Set task: Gather every line that includes the word "Drawing", please.
>>
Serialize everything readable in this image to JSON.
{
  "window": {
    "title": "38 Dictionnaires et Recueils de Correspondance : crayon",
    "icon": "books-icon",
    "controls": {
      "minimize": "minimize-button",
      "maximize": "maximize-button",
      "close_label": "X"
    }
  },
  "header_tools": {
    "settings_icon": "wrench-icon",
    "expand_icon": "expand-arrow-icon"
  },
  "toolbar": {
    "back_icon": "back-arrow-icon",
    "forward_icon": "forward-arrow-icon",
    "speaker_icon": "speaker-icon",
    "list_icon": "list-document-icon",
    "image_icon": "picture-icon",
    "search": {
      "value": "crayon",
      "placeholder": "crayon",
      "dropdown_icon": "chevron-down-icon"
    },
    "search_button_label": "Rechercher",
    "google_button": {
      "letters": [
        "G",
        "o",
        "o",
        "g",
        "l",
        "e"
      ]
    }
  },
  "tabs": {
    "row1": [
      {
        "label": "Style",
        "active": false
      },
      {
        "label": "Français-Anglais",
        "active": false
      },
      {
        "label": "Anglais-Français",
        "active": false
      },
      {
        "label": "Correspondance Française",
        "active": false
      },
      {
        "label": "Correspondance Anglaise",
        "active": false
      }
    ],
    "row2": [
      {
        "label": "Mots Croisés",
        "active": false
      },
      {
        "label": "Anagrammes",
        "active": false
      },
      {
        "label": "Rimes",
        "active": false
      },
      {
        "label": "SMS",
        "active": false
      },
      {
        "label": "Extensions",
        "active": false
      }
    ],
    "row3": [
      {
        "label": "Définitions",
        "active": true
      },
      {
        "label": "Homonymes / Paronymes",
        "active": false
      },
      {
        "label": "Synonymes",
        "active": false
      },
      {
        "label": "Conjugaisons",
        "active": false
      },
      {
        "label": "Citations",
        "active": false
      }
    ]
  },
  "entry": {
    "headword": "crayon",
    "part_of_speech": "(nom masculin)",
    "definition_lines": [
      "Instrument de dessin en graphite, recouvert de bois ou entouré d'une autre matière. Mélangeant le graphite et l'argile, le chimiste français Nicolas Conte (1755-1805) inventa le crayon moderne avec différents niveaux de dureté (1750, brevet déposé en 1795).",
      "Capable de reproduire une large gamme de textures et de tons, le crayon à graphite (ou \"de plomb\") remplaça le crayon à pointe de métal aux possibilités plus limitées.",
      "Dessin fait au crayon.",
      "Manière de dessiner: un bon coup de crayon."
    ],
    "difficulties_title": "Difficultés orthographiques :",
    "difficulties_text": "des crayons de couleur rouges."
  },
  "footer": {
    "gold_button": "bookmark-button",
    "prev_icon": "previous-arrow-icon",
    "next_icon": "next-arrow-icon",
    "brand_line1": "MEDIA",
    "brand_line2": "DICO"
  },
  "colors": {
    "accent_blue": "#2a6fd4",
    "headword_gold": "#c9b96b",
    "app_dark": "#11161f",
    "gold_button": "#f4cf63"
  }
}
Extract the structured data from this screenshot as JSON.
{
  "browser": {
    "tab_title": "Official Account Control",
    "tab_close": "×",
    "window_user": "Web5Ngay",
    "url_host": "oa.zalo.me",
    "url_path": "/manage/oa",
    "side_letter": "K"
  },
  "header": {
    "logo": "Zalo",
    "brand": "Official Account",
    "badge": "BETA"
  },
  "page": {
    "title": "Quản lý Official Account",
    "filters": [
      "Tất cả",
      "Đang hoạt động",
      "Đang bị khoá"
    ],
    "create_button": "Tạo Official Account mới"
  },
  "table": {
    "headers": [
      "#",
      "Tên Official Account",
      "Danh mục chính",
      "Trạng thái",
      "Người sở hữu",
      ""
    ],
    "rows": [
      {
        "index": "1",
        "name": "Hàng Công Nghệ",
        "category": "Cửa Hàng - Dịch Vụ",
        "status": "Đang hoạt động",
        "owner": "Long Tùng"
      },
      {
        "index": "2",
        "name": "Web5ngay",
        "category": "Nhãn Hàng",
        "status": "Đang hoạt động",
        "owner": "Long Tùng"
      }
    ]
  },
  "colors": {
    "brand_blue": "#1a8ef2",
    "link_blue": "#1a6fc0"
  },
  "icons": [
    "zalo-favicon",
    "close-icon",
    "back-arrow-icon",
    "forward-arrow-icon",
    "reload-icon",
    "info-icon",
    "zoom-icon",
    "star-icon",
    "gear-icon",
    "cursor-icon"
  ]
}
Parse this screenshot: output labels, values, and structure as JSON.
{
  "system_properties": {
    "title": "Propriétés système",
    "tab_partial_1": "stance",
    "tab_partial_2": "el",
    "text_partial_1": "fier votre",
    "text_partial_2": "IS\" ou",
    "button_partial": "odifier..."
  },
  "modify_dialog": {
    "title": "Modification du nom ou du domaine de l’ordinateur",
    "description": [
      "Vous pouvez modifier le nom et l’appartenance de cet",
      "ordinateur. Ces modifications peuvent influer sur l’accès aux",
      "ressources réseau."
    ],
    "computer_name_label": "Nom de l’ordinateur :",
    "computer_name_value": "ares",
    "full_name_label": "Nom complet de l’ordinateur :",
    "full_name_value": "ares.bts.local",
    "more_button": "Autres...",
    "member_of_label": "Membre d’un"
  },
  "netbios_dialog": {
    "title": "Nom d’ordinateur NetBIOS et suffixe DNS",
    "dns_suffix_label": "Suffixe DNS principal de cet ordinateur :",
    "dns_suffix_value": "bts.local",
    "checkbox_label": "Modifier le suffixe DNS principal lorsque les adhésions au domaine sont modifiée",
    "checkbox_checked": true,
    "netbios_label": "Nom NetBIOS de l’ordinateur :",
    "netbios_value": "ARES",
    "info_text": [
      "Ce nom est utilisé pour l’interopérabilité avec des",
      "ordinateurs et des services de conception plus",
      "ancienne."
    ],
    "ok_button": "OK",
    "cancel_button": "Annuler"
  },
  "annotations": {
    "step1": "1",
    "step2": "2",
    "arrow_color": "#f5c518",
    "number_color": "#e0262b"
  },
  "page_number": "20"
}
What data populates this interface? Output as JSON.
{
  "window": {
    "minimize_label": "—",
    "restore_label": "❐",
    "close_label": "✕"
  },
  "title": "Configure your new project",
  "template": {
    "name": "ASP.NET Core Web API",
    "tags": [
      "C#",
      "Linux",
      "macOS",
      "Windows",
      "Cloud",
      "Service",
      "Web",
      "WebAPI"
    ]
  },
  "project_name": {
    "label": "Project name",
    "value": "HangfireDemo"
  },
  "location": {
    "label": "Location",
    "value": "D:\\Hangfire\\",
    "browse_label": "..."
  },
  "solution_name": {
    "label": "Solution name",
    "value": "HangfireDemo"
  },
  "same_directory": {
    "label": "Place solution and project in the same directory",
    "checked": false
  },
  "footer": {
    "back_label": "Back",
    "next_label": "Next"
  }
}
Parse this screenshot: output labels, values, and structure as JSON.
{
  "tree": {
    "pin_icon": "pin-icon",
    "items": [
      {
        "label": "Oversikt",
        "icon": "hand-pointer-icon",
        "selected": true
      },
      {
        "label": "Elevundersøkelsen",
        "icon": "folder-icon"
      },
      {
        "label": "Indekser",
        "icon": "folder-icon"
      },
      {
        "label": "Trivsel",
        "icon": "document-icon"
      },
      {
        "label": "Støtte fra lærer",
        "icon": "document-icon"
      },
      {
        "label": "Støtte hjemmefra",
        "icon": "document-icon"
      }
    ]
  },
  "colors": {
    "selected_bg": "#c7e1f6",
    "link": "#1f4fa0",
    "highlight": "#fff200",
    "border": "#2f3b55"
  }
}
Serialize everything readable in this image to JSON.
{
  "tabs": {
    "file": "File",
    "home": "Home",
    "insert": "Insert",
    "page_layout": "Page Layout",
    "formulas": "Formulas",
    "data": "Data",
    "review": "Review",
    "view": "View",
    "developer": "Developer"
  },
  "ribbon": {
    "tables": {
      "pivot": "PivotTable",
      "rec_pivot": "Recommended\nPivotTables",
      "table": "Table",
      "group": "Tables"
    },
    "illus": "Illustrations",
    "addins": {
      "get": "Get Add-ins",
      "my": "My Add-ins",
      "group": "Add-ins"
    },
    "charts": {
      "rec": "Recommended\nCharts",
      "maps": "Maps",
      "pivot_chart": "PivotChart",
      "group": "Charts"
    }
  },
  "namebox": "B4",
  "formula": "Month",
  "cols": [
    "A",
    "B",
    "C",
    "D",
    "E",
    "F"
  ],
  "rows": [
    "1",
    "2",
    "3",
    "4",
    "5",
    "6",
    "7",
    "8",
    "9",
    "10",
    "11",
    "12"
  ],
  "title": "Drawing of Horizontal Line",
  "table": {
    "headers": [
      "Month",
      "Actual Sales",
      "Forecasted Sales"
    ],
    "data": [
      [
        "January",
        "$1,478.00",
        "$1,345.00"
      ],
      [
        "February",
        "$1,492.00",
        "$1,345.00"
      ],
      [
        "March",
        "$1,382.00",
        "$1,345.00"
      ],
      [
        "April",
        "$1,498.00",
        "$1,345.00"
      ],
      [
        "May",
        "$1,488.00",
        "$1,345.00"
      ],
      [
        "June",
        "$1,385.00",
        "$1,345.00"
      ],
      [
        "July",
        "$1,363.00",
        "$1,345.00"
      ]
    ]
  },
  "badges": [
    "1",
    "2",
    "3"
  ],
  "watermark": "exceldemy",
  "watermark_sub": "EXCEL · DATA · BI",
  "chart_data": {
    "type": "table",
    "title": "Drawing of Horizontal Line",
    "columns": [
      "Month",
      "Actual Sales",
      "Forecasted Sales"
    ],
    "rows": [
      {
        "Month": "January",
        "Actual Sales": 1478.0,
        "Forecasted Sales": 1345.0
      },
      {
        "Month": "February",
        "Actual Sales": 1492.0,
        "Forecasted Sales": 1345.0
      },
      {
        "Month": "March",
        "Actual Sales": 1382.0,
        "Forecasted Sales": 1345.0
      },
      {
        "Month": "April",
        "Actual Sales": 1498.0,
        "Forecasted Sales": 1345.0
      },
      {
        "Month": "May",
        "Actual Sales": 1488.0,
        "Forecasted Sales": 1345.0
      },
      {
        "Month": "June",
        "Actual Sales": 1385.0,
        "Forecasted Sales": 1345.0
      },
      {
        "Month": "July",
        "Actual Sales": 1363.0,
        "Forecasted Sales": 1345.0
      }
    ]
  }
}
<<
Complete output:
  "title": "Drawing of Horizontal Line",
    "title": "Drawing of Horizontal Line",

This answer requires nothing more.